(Saved data entries)
---+---
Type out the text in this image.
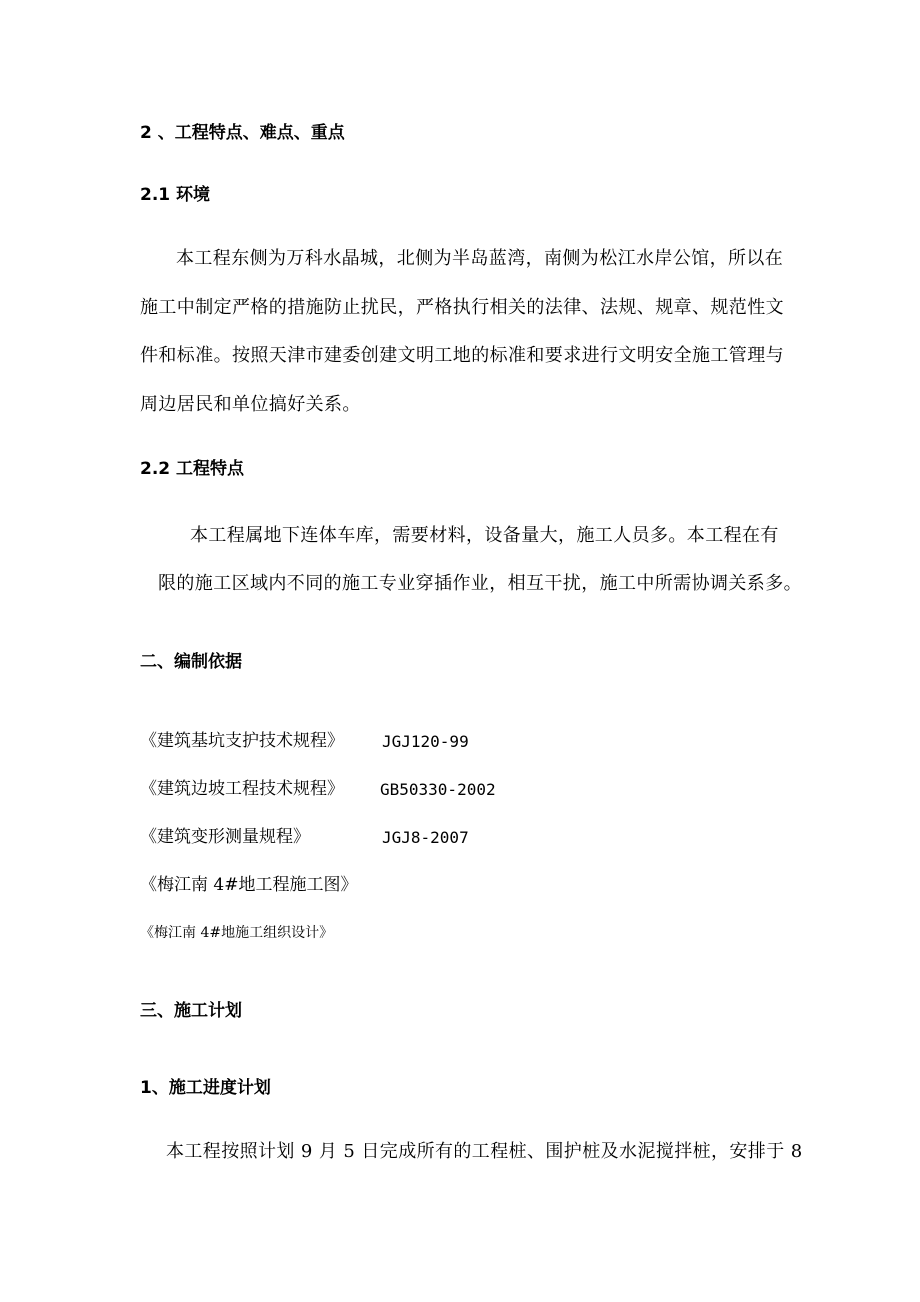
2 、工程特点、难点、重点
2.1 环境
本工程东侧为万科水晶城，北侧为半岛蓝湾，南侧为松江水岸公馆，所以在
施工中制定严格的措施防止扰民，严格执行相关的法律、法规、规章、规范性文
件和标准。按照天津市建委创建文明工地的标准和要求进行文明安全施工管理与
周边居民和单位搞好关系。
2.2 工程特点
本工程属地下连体车库，需要材料，设备量大，施工人员多。本工程在有
限的施工区域内不同的施工专业穿插作业，相互干扰，施工中所需协调关系多。
二、编制依据
《建筑基坑支护技术规程》 JGJ120-99
《建筑边坡工程技术规程》 GB50330-2002
《建筑变形测量规程》	JGJ8-2007
《梅江南 4#地工程施工图》
《梅江南 4#地施工组织设计》
三、施工计划
1、施工进度计划
本工程按照计划 9 月 5 日完成所有的工程桩、围护桩及水泥搅拌桩，安排于 8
---+---
> [Task brief]: Excluding the pictures, restate the records above word for word.

> [The solution]:
Type out the text in this image.
2 、工程特点、难点、重点
2.1 环境
本工程东侧为万科水晶城，北侧为半岛蓝湾，南侧为松江水岸公馆，所以在
施工中制定严格的措施防止扰民，严格执行相关的法律、法规、规章、规范性文
件和标准。按照天津市建委创建文明工地的标准和要求进行文明安全施工管理与
周边居民和单位搞好关系。
2.2 工程特点
本工程属地下连体车库，需要材料，设备量大，施工人员多。本工程在有
限的施工区域内不同的施工专业穿插作业，相互干扰，施工中所需协调关系多。
二、编制依据
《建筑基坑支护技术规程》 JGJ120-99
《建筑边坡工程技术规程》 GB50330-2002
《建筑变形测量规程》	JGJ8-2007
《梅江南 4#地工程施工图》
《梅江南 4#地施工组织设计》
三、施工计划
1、施工进度计划
本工程按照计划 9 月 5 日完成所有的工程桩、围护桩及水泥搅拌桩，安排于 8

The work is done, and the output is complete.